- What to produce: The entries are to be returned exactly, with images left out.

- Exercise input:
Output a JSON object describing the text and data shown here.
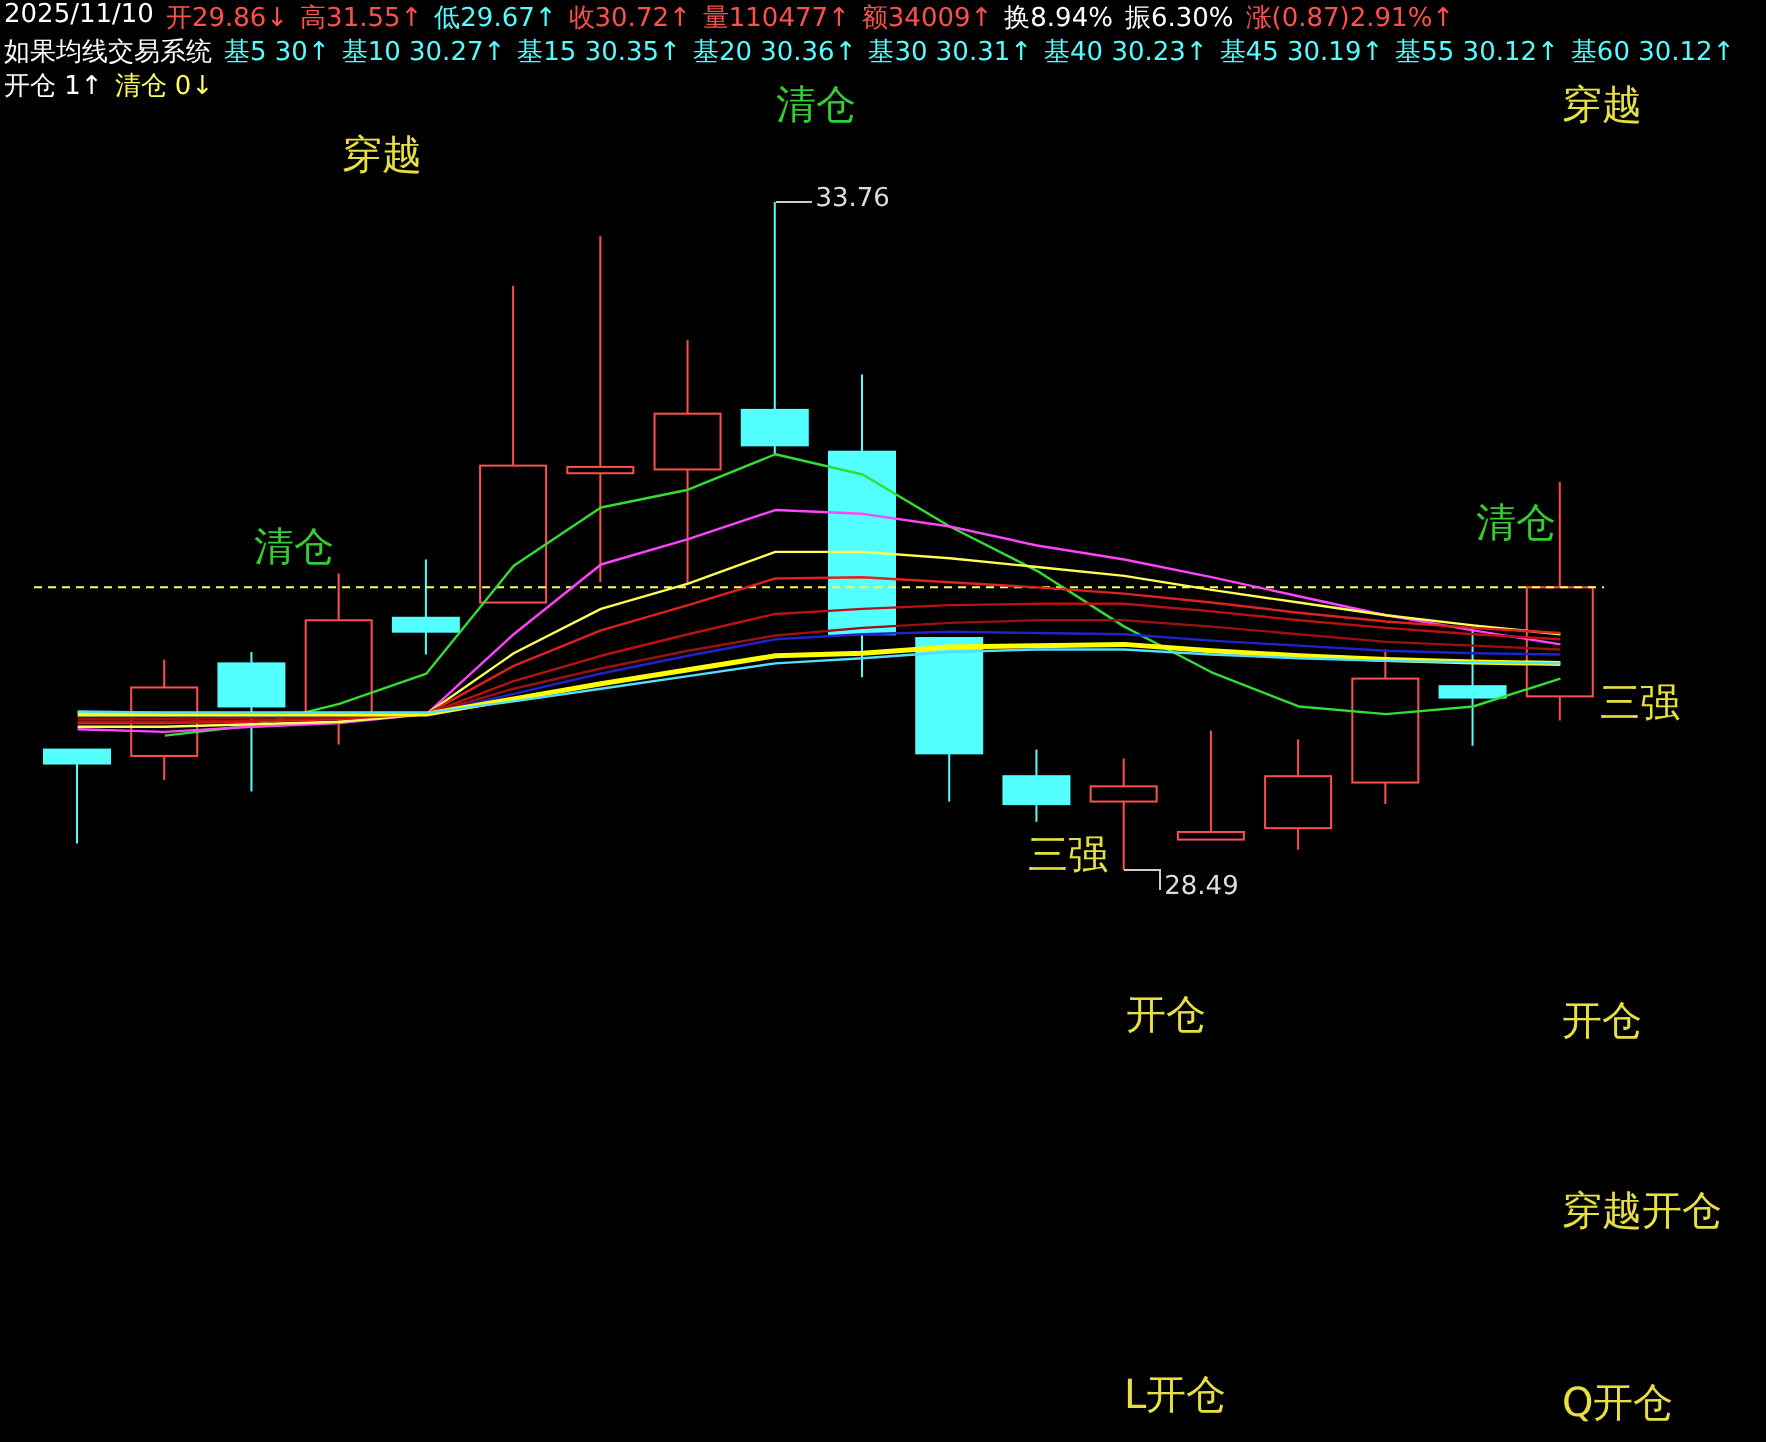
{
  "chart_data": {
    "type": "candlestick",
    "categories": [
      null,
      null,
      null,
      null,
      null,
      null,
      null,
      null,
      null,
      null,
      null,
      null,
      null,
      null,
      null,
      null,
      null,
      null
    ],
    "ohlc": [
      [
        29.44,
        29.44,
        28.7,
        29.33
      ],
      [
        29.39,
        30.15,
        29.2,
        29.93
      ],
      [
        30.12,
        30.21,
        29.11,
        29.78
      ],
      [
        29.72,
        30.83,
        29.48,
        30.46
      ],
      [
        30.48,
        30.94,
        30.19,
        30.37
      ],
      [
        30.6,
        33.1,
        30.6,
        31.68
      ],
      [
        31.62,
        33.49,
        30.76,
        31.67
      ],
      [
        31.65,
        32.67,
        30.75,
        32.09
      ],
      [
        32.12,
        33.76,
        31.77,
        31.84
      ],
      [
        31.79,
        32.4,
        30.01,
        30.35
      ],
      [
        30.32,
        30.32,
        29.03,
        29.41
      ],
      [
        29.23,
        29.44,
        28.87,
        29.01
      ],
      [
        29.03,
        29.37,
        28.49,
        29.15
      ],
      [
        28.73,
        29.59,
        28.73,
        28.79
      ],
      [
        28.82,
        29.52,
        28.65,
        29.23
      ],
      [
        29.18,
        30.23,
        29.01,
        30.0
      ],
      [
        29.94,
        30.41,
        29.47,
        29.85
      ],
      [
        29.86,
        31.55,
        29.67,
        30.72
      ]
    ],
    "colors": [
      "#54ffff",
      "#ff5050",
      "#54ffff",
      "#ff5050",
      "#54ffff",
      "#ff5050",
      "#ff5050",
      "#ff5050",
      "#54ffff",
      "#54ffff",
      "#54ffff",
      "#54ffff",
      "#ff5050",
      "#ff5050",
      "#ff5050",
      "#ff5050",
      "#54ffff",
      "#ff5050"
    ],
    "series": [
      {
        "type": "line",
        "color": "#33dd33",
        "values": [
          null,
          29.55,
          29.63,
          29.8,
          30.04,
          30.89,
          31.35,
          31.49,
          31.77,
          31.61,
          31.2,
          30.85,
          30.41,
          30.05,
          29.78,
          29.72,
          29.78,
          30.0
        ]
      },
      {
        "type": "line",
        "color": "#ff44ff",
        "values": [
          29.6,
          29.58,
          29.62,
          29.65,
          29.72,
          30.35,
          30.9,
          31.1,
          31.33,
          31.3,
          31.2,
          31.05,
          30.94,
          30.8,
          30.65,
          30.5,
          30.38,
          30.27
        ]
      },
      {
        "type": "line",
        "color": "#ffff55",
        "values": [
          29.62,
          29.62,
          29.64,
          29.66,
          29.72,
          30.2,
          30.55,
          30.75,
          31.0,
          31.0,
          30.95,
          30.88,
          30.81,
          30.7,
          30.6,
          30.5,
          30.42,
          30.35
        ]
      },
      {
        "type": "line",
        "color": "#dd2222",
        "values": [
          29.65,
          29.65,
          29.66,
          29.68,
          29.72,
          30.1,
          30.38,
          30.58,
          30.79,
          30.8,
          30.76,
          30.72,
          30.67,
          30.6,
          30.52,
          30.45,
          30.4,
          30.36
        ]
      },
      {
        "type": "line",
        "color": "#bb1111",
        "values": [
          29.66,
          29.66,
          29.67,
          29.69,
          29.72,
          29.98,
          30.18,
          30.35,
          30.51,
          30.55,
          30.58,
          30.59,
          30.59,
          30.53,
          30.46,
          30.4,
          30.35,
          30.31
        ]
      },
      {
        "type": "line",
        "color": "#991111",
        "values": [
          29.68,
          29.68,
          29.69,
          29.7,
          29.72,
          29.92,
          30.08,
          30.22,
          30.34,
          30.4,
          30.44,
          30.46,
          30.46,
          30.41,
          30.35,
          30.29,
          30.26,
          30.23
        ]
      },
      {
        "type": "line",
        "color": "#2222cc",
        "values": [
          29.7,
          29.7,
          29.7,
          29.71,
          29.72,
          29.88,
          30.04,
          30.18,
          30.31,
          30.35,
          30.37,
          30.36,
          30.35,
          30.3,
          30.26,
          30.22,
          30.2,
          30.19
        ]
      },
      {
        "type": "line",
        "color": "#ffff00",
        "values": [
          29.72,
          29.72,
          29.72,
          29.72,
          29.72,
          29.84,
          29.96,
          30.07,
          30.18,
          30.2,
          30.25,
          30.26,
          30.27,
          30.22,
          30.18,
          30.15,
          30.13,
          30.12
        ]
      },
      {
        "type": "line",
        "color": "#55ddff",
        "values": [
          29.74,
          29.73,
          29.73,
          29.73,
          29.73,
          29.82,
          29.92,
          30.02,
          30.12,
          30.16,
          30.21,
          30.23,
          30.23,
          30.19,
          30.16,
          30.14,
          30.13,
          30.12
        ]
      }
    ],
    "ref_lines": [
      {
        "axis": "y",
        "value": 30.72,
        "color": "#ffff55",
        "line_style": "dashed"
      }
    ],
    "annotations": [
      "2025/11/10",
      "开29.86↓",
      "高31.55↑",
      "低29.67↑",
      "收30.72↑",
      "量110477↑",
      "额34009↑",
      "换8.94%",
      "振6.30%",
      "涨(0.87)2.91%↑",
      "如果均线交易系统",
      "基5 30↑",
      "基10 30.27↑",
      "基15 30.35↑",
      "基20 30.36↑",
      "基30 30.31↑",
      "基40 30.23↑",
      "基45 30.19↑",
      "基55 30.12↑",
      "基60 30.12↑",
      "开仓 1↑",
      "清仓 0↓",
      "穿越",
      "清仓",
      "穿越",
      "清仓",
      "清仓",
      "三强",
      "三强",
      "开仓",
      "开仓",
      "穿越开仓",
      "L开仓",
      "Q开仓",
      "33.76",
      "28.49"
    ]
  }
}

- Solution to the problem:
Output a JSON object describing the text and data shown here.
{
  "chart_data": {
    "type": "candlestick",
    "categories": [
      null,
      null,
      null,
      null,
      null,
      null,
      null,
      null,
      null,
      null,
      null,
      null,
      null,
      null,
      null,
      null,
      null,
      null
    ],
    "ohlc": [
      [
        29.44,
        29.44,
        28.7,
        29.33
      ],
      [
        29.39,
        30.15,
        29.2,
        29.93
      ],
      [
        30.12,
        30.21,
        29.11,
        29.78
      ],
      [
        29.72,
        30.83,
        29.48,
        30.46
      ],
      [
        30.48,
        30.94,
        30.19,
        30.37
      ],
      [
        30.6,
        33.1,
        30.6,
        31.68
      ],
      [
        31.62,
        33.49,
        30.76,
        31.67
      ],
      [
        31.65,
        32.67,
        30.75,
        32.09
      ],
      [
        32.12,
        33.76,
        31.77,
        31.84
      ],
      [
        31.79,
        32.4,
        30.01,
        30.35
      ],
      [
        30.32,
        30.32,
        29.03,
        29.41
      ],
      [
        29.23,
        29.44,
        28.87,
        29.01
      ],
      [
        29.03,
        29.37,
        28.49,
        29.15
      ],
      [
        28.73,
        29.59,
        28.73,
        28.79
      ],
      [
        28.82,
        29.52,
        28.65,
        29.23
      ],
      [
        29.18,
        30.23,
        29.01,
        30.0
      ],
      [
        29.94,
        30.41,
        29.47,
        29.85
      ],
      [
        29.86,
        31.55,
        29.67,
        30.72
      ]
    ],
    "colors": [
      "#54ffff",
      "#ff5050",
      "#54ffff",
      "#ff5050",
      "#54ffff",
      "#ff5050",
      "#ff5050",
      "#ff5050",
      "#54ffff",
      "#54ffff",
      "#54ffff",
      "#54ffff",
      "#ff5050",
      "#ff5050",
      "#ff5050",
      "#ff5050",
      "#54ffff",
      "#ff5050"
    ],
    "series": [
      {
        "type": "line",
        "color": "#33dd33",
        "values": [
          null,
          29.55,
          29.63,
          29.8,
          30.04,
          30.89,
          31.35,
          31.49,
          31.77,
          31.61,
          31.2,
          30.85,
          30.41,
          30.05,
          29.78,
          29.72,
          29.78,
          30.0
        ]
      },
      {
        "type": "line",
        "color": "#ff44ff",
        "values": [
          29.6,
          29.58,
          29.62,
          29.65,
          29.72,
          30.35,
          30.9,
          31.1,
          31.33,
          31.3,
          31.2,
          31.05,
          30.94,
          30.8,
          30.65,
          30.5,
          30.38,
          30.27
        ]
      },
      {
        "type": "line",
        "color": "#ffff55",
        "values": [
          29.62,
          29.62,
          29.64,
          29.66,
          29.72,
          30.2,
          30.55,
          30.75,
          31.0,
          31.0,
          30.95,
          30.88,
          30.81,
          30.7,
          30.6,
          30.5,
          30.42,
          30.35
        ]
      },
      {
        "type": "line",
        "color": "#dd2222",
        "values": [
          29.65,
          29.65,
          29.66,
          29.68,
          29.72,
          30.1,
          30.38,
          30.58,
          30.79,
          30.8,
          30.76,
          30.72,
          30.67,
          30.6,
          30.52,
          30.45,
          30.4,
          30.36
        ]
      },
      {
        "type": "line",
        "color": "#bb1111",
        "values": [
          29.66,
          29.66,
          29.67,
          29.69,
          29.72,
          29.98,
          30.18,
          30.35,
          30.51,
          30.55,
          30.58,
          30.59,
          30.59,
          30.53,
          30.46,
          30.4,
          30.35,
          30.31
        ]
      },
      {
        "type": "line",
        "color": "#991111",
        "values": [
          29.68,
          29.68,
          29.69,
          29.7,
          29.72,
          29.92,
          30.08,
          30.22,
          30.34,
          30.4,
          30.44,
          30.46,
          30.46,
          30.41,
          30.35,
          30.29,
          30.26,
          30.23
        ]
      },
      {
        "type": "line",
        "color": "#2222cc",
        "values": [
          29.7,
          29.7,
          29.7,
          29.71,
          29.72,
          29.88,
          30.04,
          30.18,
          30.31,
          30.35,
          30.37,
          30.36,
          30.35,
          30.3,
          30.26,
          30.22,
          30.2,
          30.19
        ]
      },
      {
        "type": "line",
        "color": "#ffff00",
        "values": [
          29.72,
          29.72,
          29.72,
          29.72,
          29.72,
          29.84,
          29.96,
          30.07,
          30.18,
          30.2,
          30.25,
          30.26,
          30.27,
          30.22,
          30.18,
          30.15,
          30.13,
          30.12
        ]
      },
      {
        "type": "line",
        "color": "#55ddff",
        "values": [
          29.74,
          29.73,
          29.73,
          29.73,
          29.73,
          29.82,
          29.92,
          30.02,
          30.12,
          30.16,
          30.21,
          30.23,
          30.23,
          30.19,
          30.16,
          30.14,
          30.13,
          30.12
        ]
      }
    ],
    "ref_lines": [
      {
        "axis": "y",
        "value": 30.72,
        "color": "#ffff55",
        "line_style": "dashed"
      }
    ],
    "annotations": [
      "2025/11/10",
      "开29.86↓",
      "高31.55↑",
      "低29.67↑",
      "收30.72↑",
      "量110477↑",
      "额34009↑",
      "换8.94%",
      "振6.30%",
      "涨(0.87)2.91%↑",
      "如果均线交易系统",
      "基5 30↑",
      "基10 30.27↑",
      "基15 30.35↑",
      "基20 30.36↑",
      "基30 30.31↑",
      "基40 30.23↑",
      "基45 30.19↑",
      "基55 30.12↑",
      "基60 30.12↑",
      "开仓 1↑",
      "清仓 0↓",
      "穿越",
      "清仓",
      "穿越",
      "清仓",
      "清仓",
      "三强",
      "三强",
      "开仓",
      "开仓",
      "穿越开仓",
      "L开仓",
      "Q开仓",
      "33.76",
      "28.49"
    ]
  }
}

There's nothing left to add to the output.